Recorded data:
^^^^^^^^^^^^^^^^
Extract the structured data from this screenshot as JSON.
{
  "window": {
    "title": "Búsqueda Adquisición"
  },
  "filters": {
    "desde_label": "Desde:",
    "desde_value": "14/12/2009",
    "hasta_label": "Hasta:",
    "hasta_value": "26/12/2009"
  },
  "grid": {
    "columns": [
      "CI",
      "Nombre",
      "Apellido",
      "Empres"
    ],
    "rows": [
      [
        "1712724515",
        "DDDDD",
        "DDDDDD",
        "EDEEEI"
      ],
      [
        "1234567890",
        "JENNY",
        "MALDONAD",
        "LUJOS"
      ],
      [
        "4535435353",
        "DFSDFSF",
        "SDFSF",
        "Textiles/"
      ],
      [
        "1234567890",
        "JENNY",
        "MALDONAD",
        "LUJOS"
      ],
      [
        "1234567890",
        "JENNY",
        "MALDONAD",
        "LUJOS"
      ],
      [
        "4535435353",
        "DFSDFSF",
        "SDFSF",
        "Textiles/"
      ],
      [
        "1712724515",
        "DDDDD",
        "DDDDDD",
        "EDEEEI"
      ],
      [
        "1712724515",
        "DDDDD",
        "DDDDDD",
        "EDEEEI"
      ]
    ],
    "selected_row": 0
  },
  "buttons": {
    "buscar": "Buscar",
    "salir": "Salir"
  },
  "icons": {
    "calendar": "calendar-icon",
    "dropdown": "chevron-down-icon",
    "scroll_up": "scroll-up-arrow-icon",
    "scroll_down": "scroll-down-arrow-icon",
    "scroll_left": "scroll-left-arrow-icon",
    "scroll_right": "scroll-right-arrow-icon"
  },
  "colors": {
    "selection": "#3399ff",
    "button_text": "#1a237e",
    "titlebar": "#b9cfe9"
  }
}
^^^^^^^^^^^^^^^^
Stated problem:
Give every line of the material again, exactly as it reads.

Full response:
Extract the structured data from this screenshot as JSON.
{
  "window": {
    "title": "Búsqueda Adquisición"
  },
  "filters": {
    "desde_label": "Desde:",
    "desde_value": "14/12/2009",
    "hasta_label": "Hasta:",
    "hasta_value": "26/12/2009"
  },
  "grid": {
    "columns": [
      "CI",
      "Nombre",
      "Apellido",
      "Empres"
    ],
    "rows": [
      [
        "1712724515",
        "DDDDD",
        "DDDDDD",
        "EDEEEI"
      ],
      [
        "1234567890",
        "JENNY",
        "MALDONAD",
        "LUJOS"
      ],
      [
        "4535435353",
        "DFSDFSF",
        "SDFSF",
        "Textiles/"
      ],
      [
        "1234567890",
        "JENNY",
        "MALDONAD",
        "LUJOS"
      ],
      [
        "1234567890",
        "JENNY",
        "MALDONAD",
        "LUJOS"
      ],
      [
        "4535435353",
        "DFSDFSF",
        "SDFSF",
        "Textiles/"
      ],
      [
        "1712724515",
        "DDDDD",
        "DDDDDD",
        "EDEEEI"
      ],
      [
        "1712724515",
        "DDDDD",
        "DDDDDD",
        "EDEEEI"
      ]
    ],
    "selected_row": 0
  },
  "buttons": {
    "buscar": "Buscar",
    "salir": "Salir"
  },
  "icons": {
    "calendar": "calendar-icon",
    "dropdown": "chevron-down-icon",
    "scroll_up": "scroll-up-arrow-icon",
    "scroll_down": "scroll-down-arrow-icon",
    "scroll_left": "scroll-left-arrow-icon",
    "scroll_right": "scroll-right-arrow-icon"
  },
  "colors": {
    "selection": "#3399ff",
    "button_text": "#1a237e",
    "titlebar": "#b9cfe9"
  }
}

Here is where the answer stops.